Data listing
########################################
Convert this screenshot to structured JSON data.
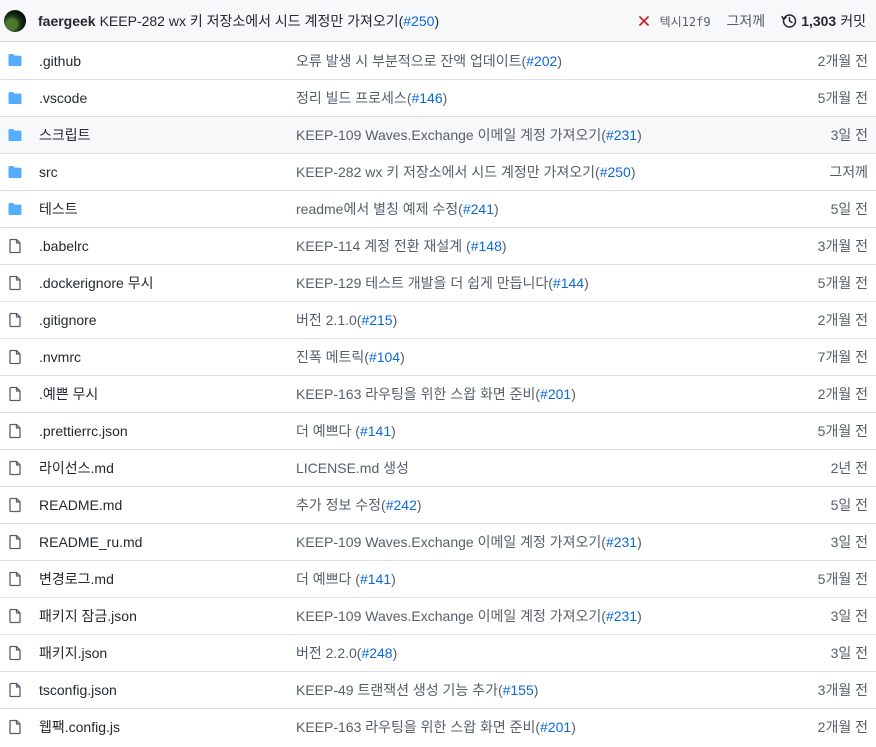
{
  "latest_commit": {
    "author": "faergeek",
    "message": "KEEP-282 wx 키 저장소에서 시드 계정만 가져오기(",
    "pr": "#250",
    "message_end": ")",
    "sha": "텍시12f9",
    "time": "그저께",
    "commit_count": "1,303",
    "commit_label": "커밋",
    "status_color": "#cf222e"
  },
  "files": [
    {
      "type": "folder",
      "icon": "folder-icon",
      "name": ".github",
      "msg": "오류 발생 시 부분적으로 잔액 업데이트(",
      "pr": "#202",
      "end": ")",
      "age": "2개월 전"
    },
    {
      "type": "folder",
      "icon": "folder-icon",
      "name": ".vscode",
      "msg": "정리 빌드 프로세스(",
      "pr": "#146",
      "end": ")",
      "age": "5개월 전"
    },
    {
      "type": "folder",
      "icon": "folder-icon",
      "name": "스크립트",
      "msg": "KEEP-109 Waves.Exchange 이메일 계정 가져오기(",
      "pr": "#231",
      "end": ")",
      "age": "3일 전"
    },
    {
      "type": "folder",
      "icon": "folder-icon",
      "name": "src",
      "msg": "KEEP-282 wx 키 저장소에서 시드 계정만 가져오기(",
      "pr": "#250",
      "end": ")",
      "age": "그저께"
    },
    {
      "type": "folder",
      "icon": "folder-icon",
      "name": "테스트",
      "msg": "readme에서 별칭 예제 수정(",
      "pr": "#241",
      "end": ")",
      "age": "5일 전"
    },
    {
      "type": "file",
      "icon": "file-icon",
      "name": ".babelrc",
      "msg": "KEEP-114 계정 전환 재설계 (",
      "pr": "#148",
      "end": ")",
      "age": "3개월 전"
    },
    {
      "type": "file",
      "icon": "file-icon",
      "name": ".dockerignore 무시",
      "msg": "KEEP-129 테스트 개발을 더 쉽게 만듭니다(",
      "pr": "#144",
      "end": ")",
      "age": "5개월 전"
    },
    {
      "type": "file",
      "icon": "file-icon",
      "name": ".gitignore",
      "msg": "버전 2.1.0(",
      "pr": "#215",
      "end": ")",
      "age": "2개월 전"
    },
    {
      "type": "file",
      "icon": "file-icon",
      "name": ".nvmrc",
      "msg": "진폭 메트릭(",
      "pr": "#104",
      "end": ")",
      "age": "7개월 전"
    },
    {
      "type": "file",
      "icon": "file-icon",
      "name": ".예쁜 무시",
      "msg": "KEEP-163 라우팅을 위한 스왑 화면 준비(",
      "pr": "#201",
      "end": ")",
      "age": "2개월 전"
    },
    {
      "type": "file",
      "icon": "file-icon",
      "name": ".prettierrc.json",
      "msg": "더 예쁘다 (",
      "pr": "#141",
      "end": ")",
      "age": "5개월 전"
    },
    {
      "type": "file",
      "icon": "file-icon",
      "name": "라이선스.md",
      "msg": "LICENSE.md 생성",
      "pr": "",
      "end": "",
      "age": "2년 전"
    },
    {
      "type": "file",
      "icon": "file-icon",
      "name": "README.md",
      "msg": "추가 정보 수정(",
      "pr": "#242",
      "end": ")",
      "age": "5일 전"
    },
    {
      "type": "file",
      "icon": "file-icon",
      "name": "README_ru.md",
      "msg": "KEEP-109 Waves.Exchange 이메일 계정 가져오기(",
      "pr": "#231",
      "end": ")",
      "age": "3일 전"
    },
    {
      "type": "file",
      "icon": "file-icon",
      "name": "변경로그.md",
      "msg": "더 예쁘다 (",
      "pr": "#141",
      "end": ")",
      "age": "5개월 전"
    },
    {
      "type": "file",
      "icon": "file-icon",
      "name": "패키지 잠금.json",
      "msg": "KEEP-109 Waves.Exchange 이메일 계정 가져오기(",
      "pr": "#231",
      "end": ")",
      "age": "3일 전"
    },
    {
      "type": "file",
      "icon": "file-icon",
      "name": "패키지.json",
      "msg": "버전 2.2.0(",
      "pr": "#248",
      "end": ")",
      "age": "3일 전"
    },
    {
      "type": "file",
      "icon": "file-icon",
      "name": "tsconfig.json",
      "msg": "KEEP-49 트랜잭션 생성 기능 추가(",
      "pr": "#155",
      "end": ")",
      "age": "3개월 전"
    },
    {
      "type": "file",
      "icon": "file-icon",
      "name": "웹팩.config.js",
      "msg": "KEEP-163 라우팅을 위한 스왑 화면 준비(",
      "pr": "#201",
      "end": ")",
      "age": "2개월 전"
    }
  ],
  "colors": {
    "folder": "#54aeff",
    "file": "#57606a",
    "link": "#0969da",
    "header_bg": "#f6f8fa"
  }
}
########################################
> [Your goal]:
Omit pictures; set down the rest of the material word for word.

> [Written answer]:
Convert this screenshot to structured JSON data.
{
  "latest_commit": {
    "author": "faergeek",
    "message": "KEEP-282 wx 키 저장소에서 시드 계정만 가져오기(",
    "pr": "#250",
    "message_end": ")",
    "sha": "텍시12f9",
    "time": "그저께",
    "commit_count": "1,303",
    "commit_label": "커밋",
    "status_color": "#cf222e"
  },
  "files": [
    {
      "type": "folder",
      "icon": "folder-icon",
      "name": ".github",
      "msg": "오류 발생 시 부분적으로 잔액 업데이트(",
      "pr": "#202",
      "end": ")",
      "age": "2개월 전"
    },
    {
      "type": "folder",
      "icon": "folder-icon",
      "name": ".vscode",
      "msg": "정리 빌드 프로세스(",
      "pr": "#146",
      "end": ")",
      "age": "5개월 전"
    },
    {
      "type": "folder",
      "icon": "folder-icon",
      "name": "스크립트",
      "msg": "KEEP-109 Waves.Exchange 이메일 계정 가져오기(",
      "pr": "#231",
      "end": ")",
      "age": "3일 전"
    },
    {
      "type": "folder",
      "icon": "folder-icon",
      "name": "src",
      "msg": "KEEP-282 wx 키 저장소에서 시드 계정만 가져오기(",
      "pr": "#250",
      "end": ")",
      "age": "그저께"
    },
    {
      "type": "folder",
      "icon": "folder-icon",
      "name": "테스트",
      "msg": "readme에서 별칭 예제 수정(",
      "pr": "#241",
      "end": ")",
      "age": "5일 전"
    },
    {
      "type": "file",
      "icon": "file-icon",
      "name": ".babelrc",
      "msg": "KEEP-114 계정 전환 재설계 (",
      "pr": "#148",
      "end": ")",
      "age": "3개월 전"
    },
    {
      "type": "file",
      "icon": "file-icon",
      "name": ".dockerignore 무시",
      "msg": "KEEP-129 테스트 개발을 더 쉽게 만듭니다(",
      "pr": "#144",
      "end": ")",
      "age": "5개월 전"
    },
    {
      "type": "file",
      "icon": "file-icon",
      "name": ".gitignore",
      "msg": "버전 2.1.0(",
      "pr": "#215",
      "end": ")",
      "age": "2개월 전"
    },
    {
      "type": "file",
      "icon": "file-icon",
      "name": ".nvmrc",
      "msg": "진폭 메트릭(",
      "pr": "#104",
      "end": ")",
      "age": "7개월 전"
    },
    {
      "type": "file",
      "icon": "file-icon",
      "name": ".예쁜 무시",
      "msg": "KEEP-163 라우팅을 위한 스왑 화면 준비(",
      "pr": "#201",
      "end": ")",
      "age": "2개월 전"
    },
    {
      "type": "file",
      "icon": "file-icon",
      "name": ".prettierrc.json",
      "msg": "더 예쁘다 (",
      "pr": "#141",
      "end": ")",
      "age": "5개월 전"
    },
    {
      "type": "file",
      "icon": "file-icon",
      "name": "라이선스.md",
      "msg": "LICENSE.md 생성",
      "pr": "",
      "end": "",
      "age": "2년 전"
    },
    {
      "type": "file",
      "icon": "file-icon",
      "name": "README.md",
      "msg": "추가 정보 수정(",
      "pr": "#242",
      "end": ")",
      "age": "5일 전"
    },
    {
      "type": "file",
      "icon": "file-icon",
      "name": "README_ru.md",
      "msg": "KEEP-109 Waves.Exchange 이메일 계정 가져오기(",
      "pr": "#231",
      "end": ")",
      "age": "3일 전"
    },
    {
      "type": "file",
      "icon": "file-icon",
      "name": "변경로그.md",
      "msg": "더 예쁘다 (",
      "pr": "#141",
      "end": ")",
      "age": "5개월 전"
    },
    {
      "type": "file",
      "icon": "file-icon",
      "name": "패키지 잠금.json",
      "msg": "KEEP-109 Waves.Exchange 이메일 계정 가져오기(",
      "pr": "#231",
      "end": ")",
      "age": "3일 전"
    },
    {
      "type": "file",
      "icon": "file-icon",
      "name": "패키지.json",
      "msg": "버전 2.2.0(",
      "pr": "#248",
      "end": ")",
      "age": "3일 전"
    },
    {
      "type": "file",
      "icon": "file-icon",
      "name": "tsconfig.json",
      "msg": "KEEP-49 트랜잭션 생성 기능 추가(",
      "pr": "#155",
      "end": ")",
      "age": "3개월 전"
    },
    {
      "type": "file",
      "icon": "file-icon",
      "name": "웹팩.config.js",
      "msg": "KEEP-163 라우팅을 위한 스왑 화면 준비(",
      "pr": "#201",
      "end": ")",
      "age": "2개월 전"
    }
  ],
  "colors": {
    "folder": "#54aeff",
    "file": "#57606a",
    "link": "#0969da",
    "header_bg": "#f6f8fa"
  }
}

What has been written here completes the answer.